▸ **Required task**: Transcribe every entry word for word, leaving out all images.

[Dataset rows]
- - -

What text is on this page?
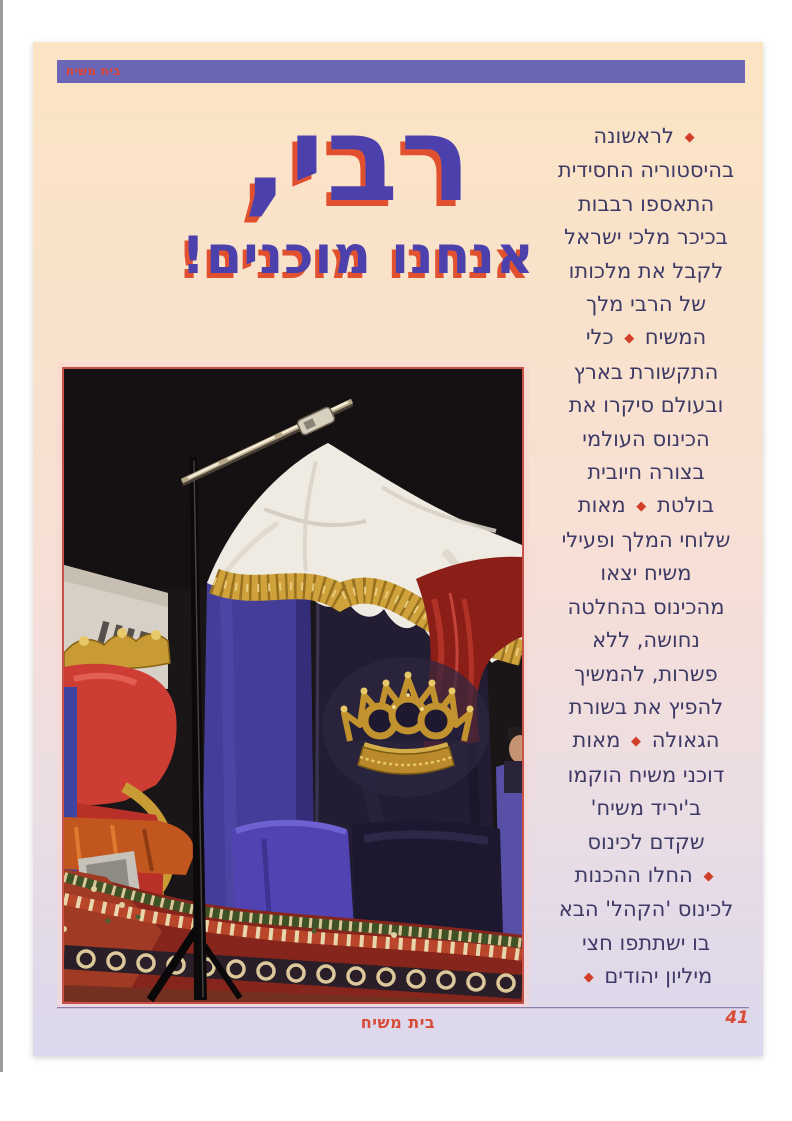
בית משיח
רבי,
אנחנו מוכנים!
◆ לראשונה
בהיסטוריה החסידית
התאספו רבבות
בכיכר מלכי ישראל
לקבל את מלכותו
של הרבי מלך
המשיח ◆ כלי
התקשורת בארץ
ובעולם סיקרו את
הכינוס העולמי
בצורה חיובית
בולטת ◆ מאות
שלוחי המלך ופעילי
משיח יצאו
מהכינוס בהחלטה
נחושה, ללא
פשרות, להמשיך
להפיץ את בשורת
הגאולה ◆ מאות
דוכני משיח הוקמו
ב'יריד משיח'
שקדם לכינוס
◆ החלו ההכנות
לכינוס 'הקהל' הבא
בו ישתתפו חצי
מיליון יהודים ◆
בית משיח	41
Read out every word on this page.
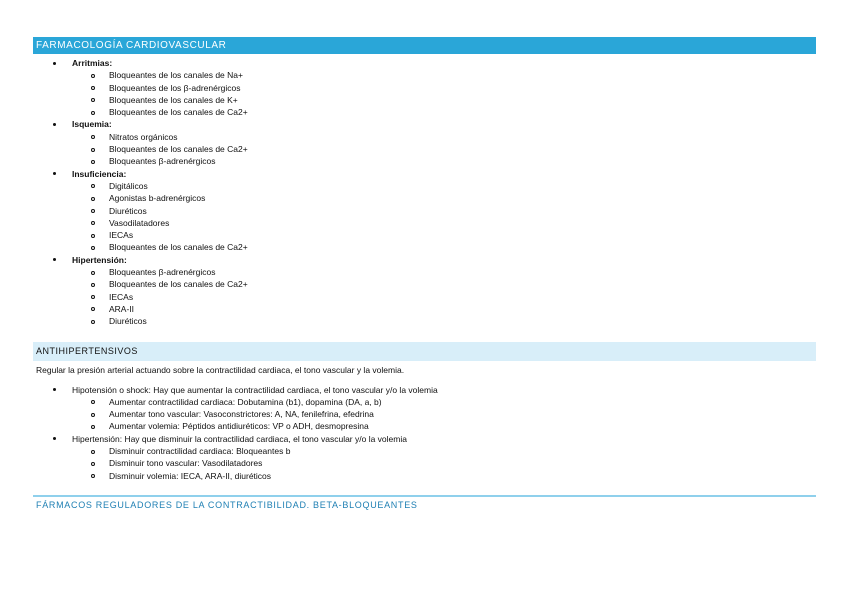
FARMACOLOGÍA CARDIOVASCULAR
Arritmias:
Bloqueantes de los canales de Na+
Bloqueantes de los β-adrenérgicos
Bloqueantes de los canales de K+
Bloqueantes de los canales de Ca2+
Isquemia:
Nitratos orgánicos
Bloqueantes de los canales de Ca2+
Bloqueantes β-adrenérgicos
Insuficiencia:
Digitálicos
Agonistas b-adrenérgicos
Diuréticos
Vasodilatadores
IECAs
Bloqueantes de los canales de Ca2+
Hipertensión:
Bloqueantes β-adrenérgicos
Bloqueantes de los canales de Ca2+
IECAs
ARA-II
Diuréticos
ANTIHIPERTENSIVOS
Regular la presión arterial actuando sobre la contractilidad cardiaca, el tono vascular y la volemia.
Hipotensión o shock: Hay que aumentar la contractilidad cardiaca, el tono vascular y/o la volemia
Aumentar contractilidad cardiaca: Dobutamina (b1), dopamina (DA, a, b)
Aumentar tono vascular: Vasoconstrictores: A, NA, fenilefrina, efedrina
Aumentar volemia: Péptidos antidiuréticos: VP o ADH, desmopresina
Hipertensión: Hay que disminuir la contractilidad cardiaca, el tono vascular y/o la volemia
Disminuir contractilidad cardiaca: Bloqueantes b
Disminuir tono vascular: Vasodilatadores
Disminuir volemia: IECA, ARA-II, diuréticos
FÁRMACOS REGULADORES DE LA CONTRACTIBILIDAD. BETA-BLOQUEANTES
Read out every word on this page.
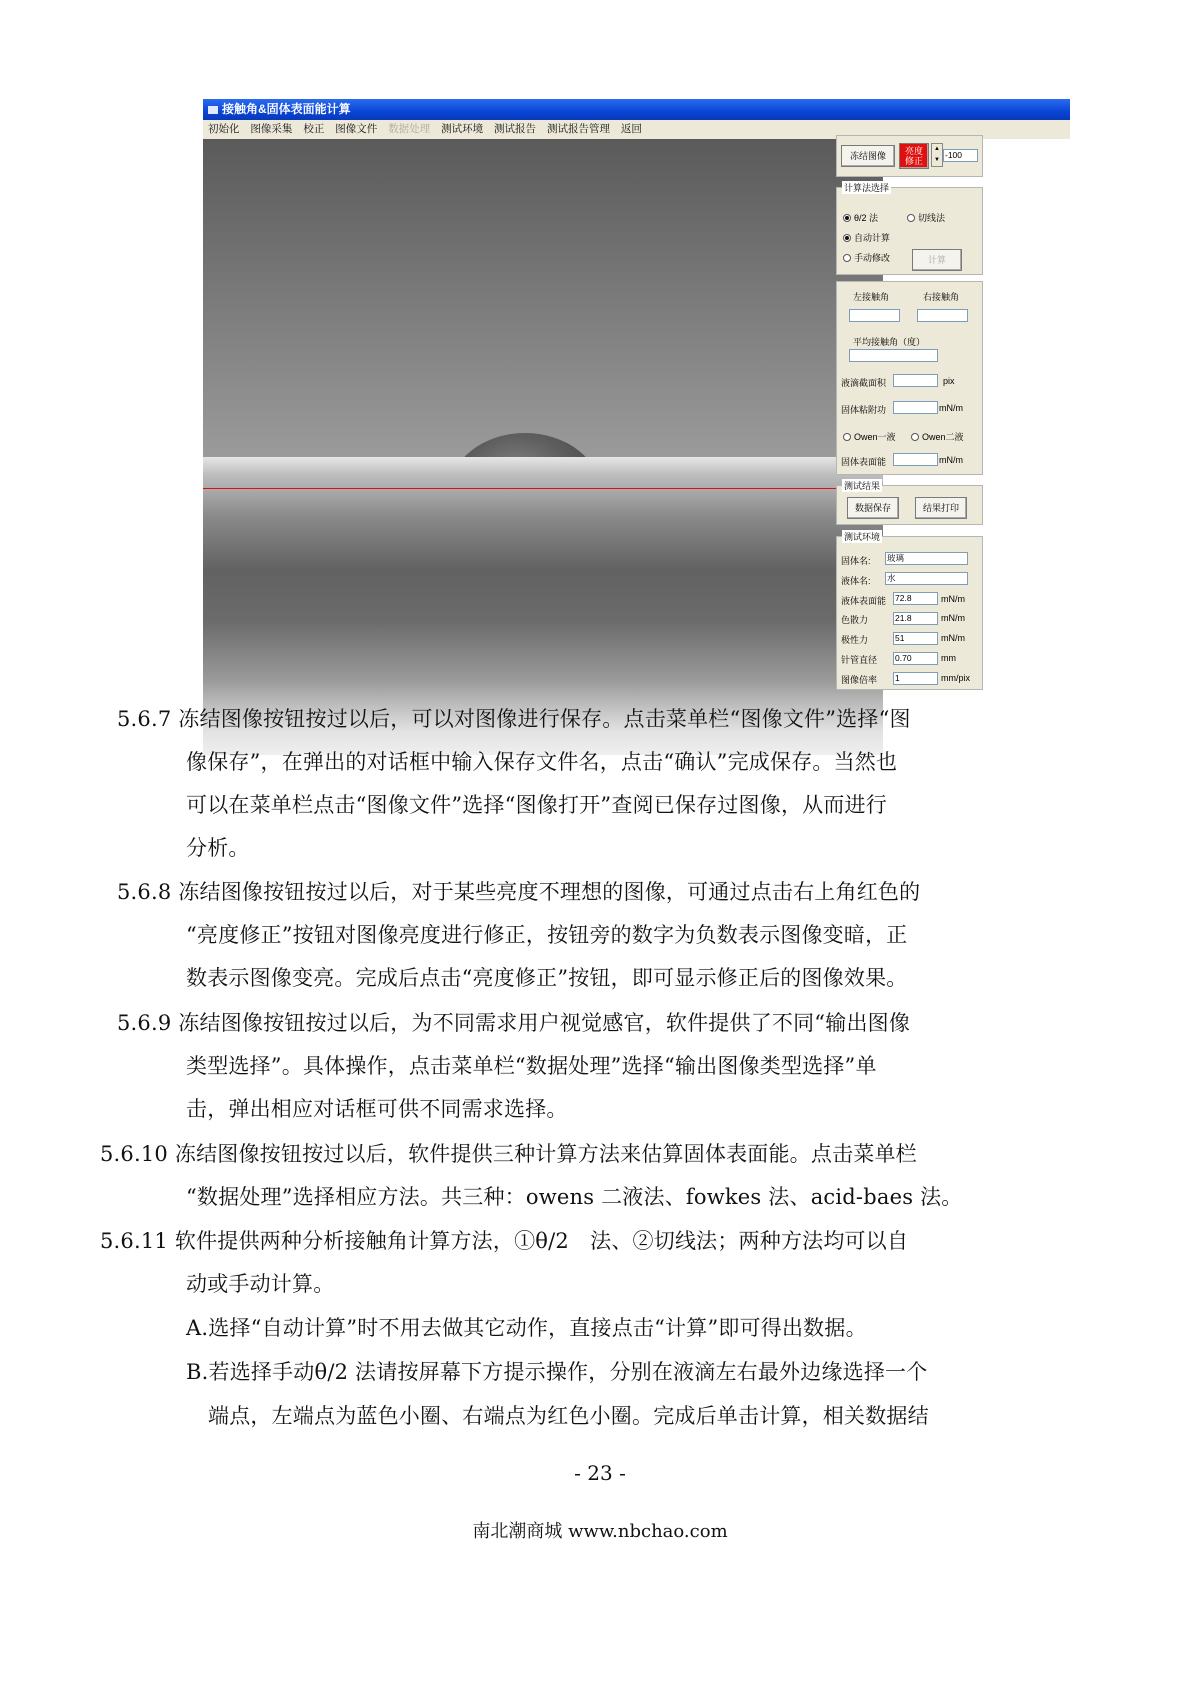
接触角&固体表面能计算
初始化 图像采集 校正 图像文件 数据处理 测试环境 测试报告 测试报告管理 返回
冻结图像	亮度
修正
▲
▼ -100
计算法选择
θ/2 法	切线法
自动计算
手动修改	计算
左接触角	右接触角
平均接触角（度）
液滴截面积	pix
固体粘附功	mN/m
Owen一液	Owen二液
固体表面能	mN/m
测试结果
数据保存	结果打印
测试环境
固体名: 玻璃
液体名: 水
液体表面能 72.8	mN/m
色散力	21.8	mN/m
极性力	51	mN/m
针管直径 0.70	mm
图像倍率 1	mm/pix
5.6.7 冻结图像按钮按过以后，可以对图像进行保存。点击菜单栏“图像文件”选择“图
像保存”，在弹出的对话框中输入保存文件名，点击“确认”完成保存。当然也
可以在菜单栏点击“图像文件”选择“图像打开”查阅已保存过图像，从而进行
分析。
5.6.8 冻结图像按钮按过以后，对于某些亮度不理想的图像，可通过点击右上角红色的
“亮度修正”按钮对图像亮度进行修正，按钮旁的数字为负数表示图像变暗，正
数表示图像变亮。完成后点击“亮度修正”按钮，即可显示修正后的图像效果。
5.6.9 冻结图像按钮按过以后，为不同需求用户视觉感官，软件提供了不同“输出图像
类型选择”。具体操作，点击菜单栏“数据处理”选择“输出图像类型选择”单
击，弹出相应对话框可供不同需求选择。
5.6.10 冻结图像按钮按过以后，软件提供三种计算方法来估算固体表面能。点击菜单栏
“数据处理”选择相应方法。共三种：owens 二液法、fowkes 法、acid-baes 法。
5.6.11 软件提供两种分析接触角计算方法，①θ/2　法、②切线法；两种方法均可以自
动或手动计算。
A.选择“自动计算”时不用去做其它动作，直接点击“计算”即可得出数据。
B.若选择手动θ/2 法请按屏幕下方提示操作，分别在液滴左右最外边缘选择一个
端点，左端点为蓝色小圈、右端点为红色小圈。完成后单击计算，相关数据结
- 23 -
南北潮商城 www.nbchao.com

- - -

▸ **Answer to this problem**:
What text is on this page?
בית משיח
רבי,
אנחנו מוכנים!
◆ לראשונה
בהיסטוריה החסידית
התאספו רבבות
בכיכר מלכי ישראל
לקבל את מלכותו
של הרבי מלך
המשיח ◆ כלי
התקשורת בארץ
ובעולם סיקרו את
הכינוס העולמי
בצורה חיובית
בולטת ◆ מאות
שלוחי המלך ופעילי
משיח יצאו
מהכינוס בהחלטה
נחושה, ללא
פשרות, להמשיך
להפיץ את בשורת
הגאולה ◆ מאות
דוכני משיח הוקמו
ב'יריד משיח'
שקדם לכינוס
◆ החלו ההכנות
לכינוס 'הקהל' הבא
בו ישתתפו חצי
מיליון יהודים ◆
בית משיח	41
Read out every word on this page.
FARMACOLOGÍA CARDIOVASCULAR
Arritmias:
Bloqueantes de los canales de Na+
Bloqueantes de los β-adrenérgicos
Bloqueantes de los canales de K+
Bloqueantes de los canales de Ca2+
Isquemia:
Nitratos orgánicos
Bloqueantes de los canales de Ca2+
Bloqueantes β-adrenérgicos
Insuficiencia:
Digitálicos
Agonistas b-adrenérgicos
Diuréticos
Vasodilatadores
IECAs
Bloqueantes de los canales de Ca2+
Hipertensión:
Bloqueantes β-adrenérgicos
Bloqueantes de los canales de Ca2+
IECAs
ARA-II
Diuréticos
ANTIHIPERTENSIVOS
Regular la presión arterial actuando sobre la contractilidad cardiaca, el tono vascular y la volemia.
Hipotensión o shock: Hay que aumentar la contractilidad cardiaca, el tono vascular y/o la volemia
Aumentar contractilidad cardiaca: Dobutamina (b1), dopamina (DA, a, b)
Aumentar tono vascular: Vasoconstrictores: A, NA, fenilefrina, efedrina
Aumentar volemia: Péptidos antidiuréticos: VP o ADH, desmopresina
Hipertensión: Hay que disminuir la contractilidad cardiaca, el tono vascular y/o la volemia
Disminuir contractilidad cardiaca: Bloqueantes b
Disminuir tono vascular: Vasodilatadores
Disminuir volemia: IECA, ARA-II, diuréticos
FÁRMACOS REGULADORES DE LA CONTRACTIBILIDAD. BETA-BLOQUEANTES
Read out every word on this page.
接触角&固体表面能计算
初始化 图像采集 校正 图像文件 数据处理 测试环境 测试报告 测试报告管理 返回
冻结图像	亮度
修正
▲
▼ -100
计算法选择
θ/2 法	切线法
自动计算
手动修改	计算
左接触角	右接触角
平均接触角（度）
液滴截面积	pix
固体粘附功	mN/m
Owen一液	Owen二液
固体表面能	mN/m
测试结果
数据保存	结果打印
测试环境
固体名: 玻璃
液体名: 水
液体表面能 72.8	mN/m
色散力	21.8	mN/m
极性力	51	mN/m
针管直径 0.70	mm
图像倍率 1	mm/pix
5.6.7 冻结图像按钮按过以后，可以对图像进行保存。点击菜单栏“图像文件”选择“图
像保存”，在弹出的对话框中输入保存文件名，点击“确认”完成保存。当然也
可以在菜单栏点击“图像文件”选择“图像打开”查阅已保存过图像，从而进行
分析。
5.6.8 冻结图像按钮按过以后，对于某些亮度不理想的图像，可通过点击右上角红色的
“亮度修正”按钮对图像亮度进行修正，按钮旁的数字为负数表示图像变暗，正
数表示图像变亮。完成后点击“亮度修正”按钮，即可显示修正后的图像效果。
5.6.9 冻结图像按钮按过以后，为不同需求用户视觉感官，软件提供了不同“输出图像
类型选择”。具体操作，点击菜单栏“数据处理”选择“输出图像类型选择”单
击，弹出相应对话框可供不同需求选择。
5.6.10 冻结图像按钮按过以后，软件提供三种计算方法来估算固体表面能。点击菜单栏
“数据处理”选择相应方法。共三种：owens 二液法、fowkes 法、acid-baes 法。
5.6.11 软件提供两种分析接触角计算方法，①θ/2　法、②切线法；两种方法均可以自
动或手动计算。
A.选择“自动计算”时不用去做其它动作，直接点击“计算”即可得出数据。
B.若选择手动θ/2 法请按屏幕下方提示操作，分别在液滴左右最外边缘选择一个
端点，左端点为蓝色小圈、右端点为红色小圈。完成后单击计算，相关数据结
- 23 -
南北潮商城 www.nbchao.com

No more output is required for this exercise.